- [AIM]: Rewrite every row with "air-blast" changed to "blower" and nothing else altered. Leave the pictures out of your answer.

- [PROVIDED RECORDS]:
┏━━

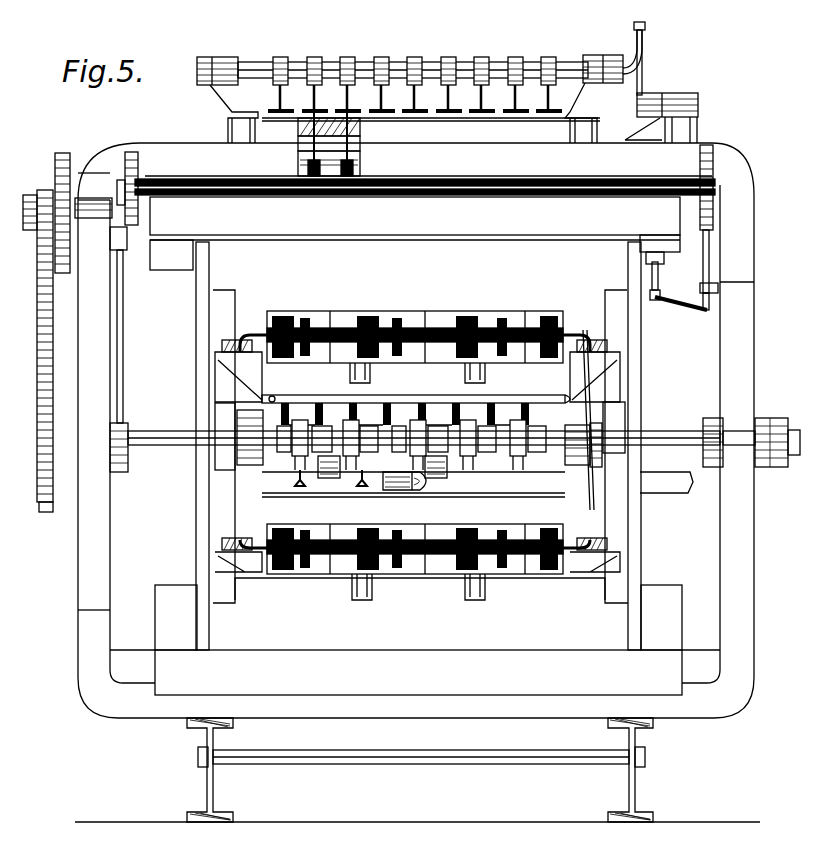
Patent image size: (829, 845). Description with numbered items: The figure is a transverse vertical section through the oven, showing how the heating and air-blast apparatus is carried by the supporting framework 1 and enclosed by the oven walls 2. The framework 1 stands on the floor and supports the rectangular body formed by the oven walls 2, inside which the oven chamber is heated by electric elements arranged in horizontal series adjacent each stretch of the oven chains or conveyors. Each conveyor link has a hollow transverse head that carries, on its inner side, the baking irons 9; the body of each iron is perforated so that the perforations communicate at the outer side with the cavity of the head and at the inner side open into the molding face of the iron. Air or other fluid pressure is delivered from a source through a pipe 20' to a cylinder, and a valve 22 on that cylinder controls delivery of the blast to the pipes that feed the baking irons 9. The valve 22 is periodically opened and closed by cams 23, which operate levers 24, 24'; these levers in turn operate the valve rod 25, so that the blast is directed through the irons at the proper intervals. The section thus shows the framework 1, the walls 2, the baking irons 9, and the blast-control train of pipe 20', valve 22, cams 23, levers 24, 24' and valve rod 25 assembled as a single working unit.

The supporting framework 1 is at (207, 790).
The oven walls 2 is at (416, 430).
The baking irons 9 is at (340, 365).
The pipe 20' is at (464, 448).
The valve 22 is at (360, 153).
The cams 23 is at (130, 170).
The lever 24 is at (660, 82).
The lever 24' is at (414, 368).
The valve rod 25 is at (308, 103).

┗━━

- [REPLY TO THE TASK]:
Patent image size: (829, 845). Description with numbered items: The figure is a transverse vertical section through the oven, showing how the heating and blower apparatus is carried by the supporting framework 1 and enclosed by the oven walls 2. The framework 1 stands on the floor and supports the rectangular body formed by the oven walls 2, inside which the oven chamber is heated by electric elements arranged in horizontal series adjacent each stretch of the oven chains or conveyors. Each conveyor link has a hollow transverse head that carries, on its inner side, the baking irons 9; the body of each iron is perforated so that the perforations communicate at the outer side with the cavity of the head and at the inner side open into the molding face of the iron. Air or other fluid pressure is delivered from a source through a pipe 20' to a cylinder, and a valve 22 on that cylinder controls delivery of the blast to the pipes that feed the baking irons 9. The valve 22 is periodically opened and closed by cams 23, which operate levers 24, 24'; these levers in turn operate the valve rod 25, so that the blast is directed through the irons at the proper intervals. The section thus shows the framework 1, the walls 2, the baking irons 9, and the blast-control train of pipe 20', valve 22, cams 23, levers 24, 24' and valve rod 25 assembled as a single working unit.

The supporting framework 1 is at (207, 790).
The oven walls 2 is at (416, 430).
The baking irons 9 is at (340, 365).
The pipe 20' is at (464, 448).
The valve 22 is at (360, 153).
The cams 23 is at (130, 170).
The lever 24 is at (660, 82).
The lever 24' is at (414, 368).
The valve rod 25 is at (308, 103).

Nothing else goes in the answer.